── 原文 ──

難病対策の見直しに向けて検討している厚生科学審議会疾病対策部会の難病対策委員会(委員長=金澤一郎・国際医療福祉大学院長)が10日開かれ、災害時の難病支援の在り方などについて、関係者からヒアリングを行った。ヒアリングでは、東日本大震災での経験を踏まえ、「現行の体制では、難病患者は放置されて孤立し、生命の危機を招く恐れもある」などと指摘された。
独自の難病研究事業などを行っているNPO法人「希少難病患者支援事務局」(SORD=ソルド)の小泉二郎代表は、震災で支援活動を行った経験を基に、「現行の医療体制では、適切な対応や必要な支援が遅れ、希少難病患者は放置され、孤立する」と指摘。専門知識のある医療者の不足や、難病に対する社会の理解の低さなどを問題点に挙げた。 岩手県難病相談支援センターの千葉健一センター長は、患者の被災状況を把握する上で「個人情報の保護」が壁になったことを報告。「役所に行っても、仮設住宅を回っても、どこに患者がいるのか分からず、支援の手を差し伸べられない」と強調した。

───

* **課題 1**
原文のうち「独自の難病研究事業などを行っ」から「し伸べられない」と強調した。」までの部分を、両端の語句も含め、一字一句違えずに書き写してください。
* **課題 2**
原文に氏名が記されている人物を、氏名のみですべて挙げてください。
原文の内容のみを根拠としてください。

── 利用可能データ ──

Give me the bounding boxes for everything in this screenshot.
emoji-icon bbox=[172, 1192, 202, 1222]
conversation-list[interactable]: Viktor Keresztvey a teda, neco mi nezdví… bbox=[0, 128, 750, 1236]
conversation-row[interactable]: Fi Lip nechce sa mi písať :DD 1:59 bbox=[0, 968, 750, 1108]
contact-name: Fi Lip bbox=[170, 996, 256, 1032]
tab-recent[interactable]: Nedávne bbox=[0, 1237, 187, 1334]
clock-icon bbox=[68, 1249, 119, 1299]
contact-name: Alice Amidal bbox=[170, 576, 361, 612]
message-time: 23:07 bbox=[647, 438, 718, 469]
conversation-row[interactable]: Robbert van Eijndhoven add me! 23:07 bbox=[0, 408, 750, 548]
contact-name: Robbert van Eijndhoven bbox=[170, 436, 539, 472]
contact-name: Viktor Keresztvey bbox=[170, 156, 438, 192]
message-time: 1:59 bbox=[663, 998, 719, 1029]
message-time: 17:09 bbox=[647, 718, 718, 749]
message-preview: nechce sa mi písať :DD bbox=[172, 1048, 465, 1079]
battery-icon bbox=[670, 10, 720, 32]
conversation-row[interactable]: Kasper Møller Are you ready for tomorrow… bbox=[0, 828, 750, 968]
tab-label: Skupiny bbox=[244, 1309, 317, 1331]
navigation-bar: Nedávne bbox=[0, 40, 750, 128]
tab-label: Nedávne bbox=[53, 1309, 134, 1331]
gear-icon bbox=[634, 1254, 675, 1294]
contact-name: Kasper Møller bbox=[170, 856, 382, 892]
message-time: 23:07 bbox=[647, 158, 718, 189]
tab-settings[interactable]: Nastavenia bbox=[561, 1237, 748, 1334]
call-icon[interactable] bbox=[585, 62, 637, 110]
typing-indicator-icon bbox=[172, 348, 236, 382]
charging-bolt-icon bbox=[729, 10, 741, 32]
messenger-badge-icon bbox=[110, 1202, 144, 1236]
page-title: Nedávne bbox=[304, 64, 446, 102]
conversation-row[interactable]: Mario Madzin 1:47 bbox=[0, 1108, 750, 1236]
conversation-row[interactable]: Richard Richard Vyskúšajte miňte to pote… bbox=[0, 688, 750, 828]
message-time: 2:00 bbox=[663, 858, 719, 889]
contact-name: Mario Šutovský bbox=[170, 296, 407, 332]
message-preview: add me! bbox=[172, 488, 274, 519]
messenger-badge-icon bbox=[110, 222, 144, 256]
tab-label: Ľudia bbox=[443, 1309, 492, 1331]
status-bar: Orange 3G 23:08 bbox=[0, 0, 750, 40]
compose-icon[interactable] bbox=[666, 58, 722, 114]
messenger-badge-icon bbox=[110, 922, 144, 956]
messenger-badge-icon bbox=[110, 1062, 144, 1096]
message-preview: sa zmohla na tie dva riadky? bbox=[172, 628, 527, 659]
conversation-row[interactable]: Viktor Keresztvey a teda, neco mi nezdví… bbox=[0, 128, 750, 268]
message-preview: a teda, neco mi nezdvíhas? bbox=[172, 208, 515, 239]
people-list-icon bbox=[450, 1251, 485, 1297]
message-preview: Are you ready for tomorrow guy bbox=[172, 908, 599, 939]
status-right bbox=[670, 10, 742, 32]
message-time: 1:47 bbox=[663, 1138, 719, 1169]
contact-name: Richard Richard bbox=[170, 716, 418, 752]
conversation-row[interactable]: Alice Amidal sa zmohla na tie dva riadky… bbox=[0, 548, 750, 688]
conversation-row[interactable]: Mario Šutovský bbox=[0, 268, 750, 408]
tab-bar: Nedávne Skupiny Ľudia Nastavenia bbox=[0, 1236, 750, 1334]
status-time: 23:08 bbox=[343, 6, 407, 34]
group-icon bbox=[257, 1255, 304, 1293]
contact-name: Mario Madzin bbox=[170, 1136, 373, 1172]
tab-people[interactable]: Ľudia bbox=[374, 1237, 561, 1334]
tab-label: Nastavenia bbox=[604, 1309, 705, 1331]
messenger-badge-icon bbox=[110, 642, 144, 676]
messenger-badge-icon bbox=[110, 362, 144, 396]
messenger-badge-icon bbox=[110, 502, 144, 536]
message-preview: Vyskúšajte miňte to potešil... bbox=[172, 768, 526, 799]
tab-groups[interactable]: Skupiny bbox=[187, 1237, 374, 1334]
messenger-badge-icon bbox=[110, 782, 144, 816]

───

* **解答欄 1**
独自の難病研究事業などを行っているNPO法人「希少難病患者支援事務局」(SORD=ソルド)の小泉二郎代表は、震災で支援活動を行った経験を基に、「現行の医療体制では、適切な対応や必要な支援が遅れ、希少難病患者は放置され、孤立する」と指摘。専門知識のある医療者の不足や、難病に対する社会の理解の低さなどを問題点に挙げた。 岩手県難病相談支援センターの千葉健一センター長は、患者の被災状況を把握する上で「個人情報の保護」が壁になったことを報告。「役所に行っても、仮設住宅を回っても、どこに患者がいるのか分からず、支援の手を差し伸べられない」と強調した。

* **解答欄 2**
金澤一郎、小泉二郎、千葉健一